-- BEGIN Dataset records --

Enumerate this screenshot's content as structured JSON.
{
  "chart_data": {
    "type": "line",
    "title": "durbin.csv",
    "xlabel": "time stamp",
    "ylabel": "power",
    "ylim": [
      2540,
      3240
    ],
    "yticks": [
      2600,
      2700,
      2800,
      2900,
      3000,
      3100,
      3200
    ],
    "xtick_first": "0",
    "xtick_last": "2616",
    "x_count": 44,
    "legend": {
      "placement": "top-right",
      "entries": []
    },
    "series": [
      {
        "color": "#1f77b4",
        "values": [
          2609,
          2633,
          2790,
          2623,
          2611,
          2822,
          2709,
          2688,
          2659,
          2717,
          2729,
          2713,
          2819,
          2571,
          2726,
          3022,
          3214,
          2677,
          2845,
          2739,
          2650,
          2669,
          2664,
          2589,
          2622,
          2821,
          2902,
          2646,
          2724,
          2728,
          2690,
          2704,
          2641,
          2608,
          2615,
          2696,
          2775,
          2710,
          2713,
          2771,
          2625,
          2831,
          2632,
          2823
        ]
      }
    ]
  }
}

-- END Dataset records --

Exercise task:
Quote each line of the listing above exactly.

Output below:
Enumerate this screenshot's content as structured JSON.
{
  "chart_data": {
    "type": "line",
    "title": "durbin.csv",
    "xlabel": "time stamp",
    "ylabel": "power",
    "ylim": [
      2540,
      3240
    ],
    "yticks": [
      2600,
      2700,
      2800,
      2900,
      3000,
      3100,
      3200
    ],
    "xtick_first": "0",
    "xtick_last": "2616",
    "x_count": 44,
    "legend": {
      "placement": "top-right",
      "entries": []
    },
    "series": [
      {
        "color": "#1f77b4",
        "values": [
          2609,
          2633,
          2790,
          2623,
          2611,
          2822,
          2709,
          2688,
          2659,
          2717,
          2729,
          2713,
          2819,
          2571,
          2726,
          3022,
          3214,
          2677,
          2845,
          2739,
          2650,
          2669,
          2664,
          2589,
          2622,
          2821,
          2902,
          2646,
          2724,
          2728,
          2690,
          2704,
          2641,
          2608,
          2615,
          2696,
          2775,
          2710,
          2713,
          2771,
          2625,
          2831,
          2632,
          2823
        ]
      }
    ]
  }
}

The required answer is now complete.